(Work to be completed):
Your answer must be a single number: how many lines of the data include "this".

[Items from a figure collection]
^^^^

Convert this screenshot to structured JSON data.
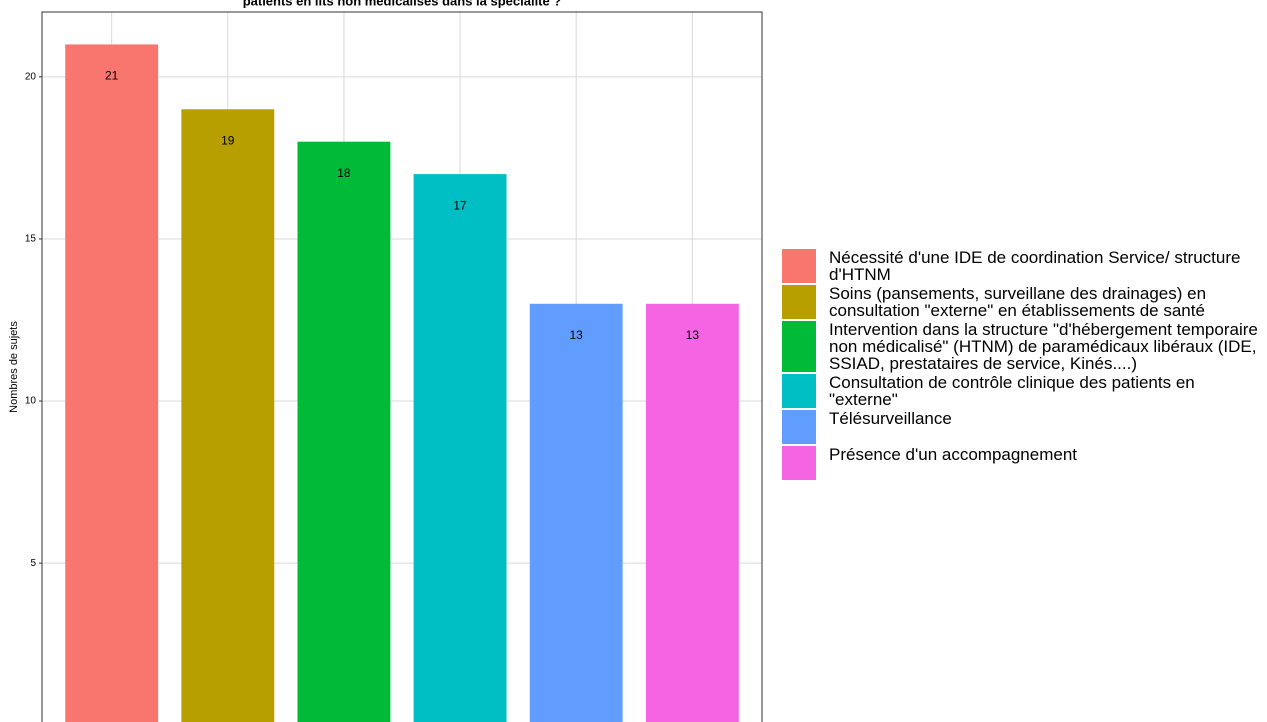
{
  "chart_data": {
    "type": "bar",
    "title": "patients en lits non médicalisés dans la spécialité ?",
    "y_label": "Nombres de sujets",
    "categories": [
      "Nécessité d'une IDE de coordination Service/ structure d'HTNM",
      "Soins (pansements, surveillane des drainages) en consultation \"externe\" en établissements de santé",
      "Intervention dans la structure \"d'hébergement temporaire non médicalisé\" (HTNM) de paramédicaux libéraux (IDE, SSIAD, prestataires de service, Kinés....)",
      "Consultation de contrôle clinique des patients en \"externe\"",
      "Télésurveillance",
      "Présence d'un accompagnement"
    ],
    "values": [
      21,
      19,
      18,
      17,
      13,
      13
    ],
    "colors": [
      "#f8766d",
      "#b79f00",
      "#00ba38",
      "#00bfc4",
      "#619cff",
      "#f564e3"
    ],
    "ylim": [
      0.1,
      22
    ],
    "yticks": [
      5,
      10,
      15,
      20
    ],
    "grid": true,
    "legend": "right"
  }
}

^^^^

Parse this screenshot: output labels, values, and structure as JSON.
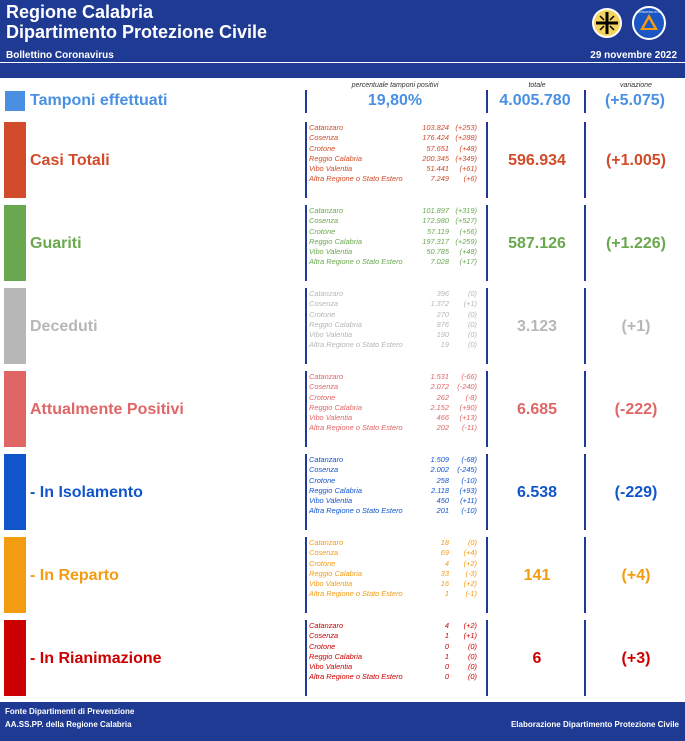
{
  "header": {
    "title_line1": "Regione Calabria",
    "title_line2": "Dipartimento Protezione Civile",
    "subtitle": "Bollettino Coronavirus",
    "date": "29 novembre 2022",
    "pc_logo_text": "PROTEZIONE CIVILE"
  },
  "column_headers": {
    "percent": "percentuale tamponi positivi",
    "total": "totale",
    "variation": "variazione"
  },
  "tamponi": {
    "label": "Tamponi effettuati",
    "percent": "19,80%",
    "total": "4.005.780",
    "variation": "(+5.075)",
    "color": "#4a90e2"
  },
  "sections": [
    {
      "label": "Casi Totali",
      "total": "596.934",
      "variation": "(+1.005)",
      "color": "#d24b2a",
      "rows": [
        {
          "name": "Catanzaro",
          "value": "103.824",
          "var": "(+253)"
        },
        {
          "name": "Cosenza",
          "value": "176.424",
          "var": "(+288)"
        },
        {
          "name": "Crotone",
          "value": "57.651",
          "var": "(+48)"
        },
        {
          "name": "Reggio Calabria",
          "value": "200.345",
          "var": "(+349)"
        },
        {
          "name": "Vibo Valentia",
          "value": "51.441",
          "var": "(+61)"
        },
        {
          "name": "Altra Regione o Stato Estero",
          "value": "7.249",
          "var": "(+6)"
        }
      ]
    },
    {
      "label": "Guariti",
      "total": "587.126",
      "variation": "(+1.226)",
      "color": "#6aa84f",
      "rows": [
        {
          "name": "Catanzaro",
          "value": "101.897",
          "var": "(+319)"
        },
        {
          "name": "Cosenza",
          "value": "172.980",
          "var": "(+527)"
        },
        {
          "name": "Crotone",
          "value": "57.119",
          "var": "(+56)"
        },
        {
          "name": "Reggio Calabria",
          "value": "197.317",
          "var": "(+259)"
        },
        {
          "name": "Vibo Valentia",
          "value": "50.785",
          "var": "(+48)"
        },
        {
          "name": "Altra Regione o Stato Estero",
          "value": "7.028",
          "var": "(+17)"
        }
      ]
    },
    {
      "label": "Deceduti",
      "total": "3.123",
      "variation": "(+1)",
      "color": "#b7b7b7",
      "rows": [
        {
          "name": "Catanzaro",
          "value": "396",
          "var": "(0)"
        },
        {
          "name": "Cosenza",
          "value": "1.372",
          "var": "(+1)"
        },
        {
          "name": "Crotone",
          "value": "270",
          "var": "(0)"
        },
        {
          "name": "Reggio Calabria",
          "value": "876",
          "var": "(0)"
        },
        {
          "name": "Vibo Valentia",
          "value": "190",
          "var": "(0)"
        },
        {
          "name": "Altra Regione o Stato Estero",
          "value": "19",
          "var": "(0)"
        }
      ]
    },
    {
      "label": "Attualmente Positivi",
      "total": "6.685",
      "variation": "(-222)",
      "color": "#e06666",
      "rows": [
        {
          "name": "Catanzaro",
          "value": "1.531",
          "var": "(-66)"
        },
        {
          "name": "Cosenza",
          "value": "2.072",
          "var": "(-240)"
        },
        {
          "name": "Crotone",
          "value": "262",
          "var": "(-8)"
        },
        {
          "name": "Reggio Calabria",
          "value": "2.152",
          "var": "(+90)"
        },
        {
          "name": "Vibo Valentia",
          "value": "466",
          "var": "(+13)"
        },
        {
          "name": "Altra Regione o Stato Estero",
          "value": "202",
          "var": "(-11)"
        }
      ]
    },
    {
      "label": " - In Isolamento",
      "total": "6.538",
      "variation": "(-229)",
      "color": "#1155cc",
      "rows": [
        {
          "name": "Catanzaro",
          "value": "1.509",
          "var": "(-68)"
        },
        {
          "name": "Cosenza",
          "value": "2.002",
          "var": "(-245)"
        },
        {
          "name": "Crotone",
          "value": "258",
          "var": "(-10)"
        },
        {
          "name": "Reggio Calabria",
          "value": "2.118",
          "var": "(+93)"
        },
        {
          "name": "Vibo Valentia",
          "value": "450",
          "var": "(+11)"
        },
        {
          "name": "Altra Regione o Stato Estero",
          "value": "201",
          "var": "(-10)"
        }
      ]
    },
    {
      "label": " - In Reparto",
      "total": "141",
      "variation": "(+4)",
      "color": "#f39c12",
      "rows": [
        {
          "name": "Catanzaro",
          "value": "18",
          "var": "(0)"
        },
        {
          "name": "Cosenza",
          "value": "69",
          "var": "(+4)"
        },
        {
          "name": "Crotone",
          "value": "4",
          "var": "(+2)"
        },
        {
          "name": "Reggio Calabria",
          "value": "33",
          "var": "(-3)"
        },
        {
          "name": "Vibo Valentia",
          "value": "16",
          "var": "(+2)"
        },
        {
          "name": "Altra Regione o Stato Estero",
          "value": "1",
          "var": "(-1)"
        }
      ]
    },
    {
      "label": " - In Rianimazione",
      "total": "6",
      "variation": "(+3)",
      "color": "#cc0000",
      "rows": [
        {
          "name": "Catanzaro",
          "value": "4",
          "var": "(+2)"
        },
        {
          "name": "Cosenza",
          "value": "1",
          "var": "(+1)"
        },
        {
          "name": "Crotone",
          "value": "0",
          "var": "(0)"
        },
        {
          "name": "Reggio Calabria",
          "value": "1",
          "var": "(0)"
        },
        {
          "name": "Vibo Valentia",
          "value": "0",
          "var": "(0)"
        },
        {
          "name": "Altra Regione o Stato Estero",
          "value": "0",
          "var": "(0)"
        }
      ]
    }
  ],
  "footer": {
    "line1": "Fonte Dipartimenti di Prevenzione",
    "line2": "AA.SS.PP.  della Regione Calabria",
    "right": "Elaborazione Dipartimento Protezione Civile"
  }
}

^^^^

(Output of the exercise):
2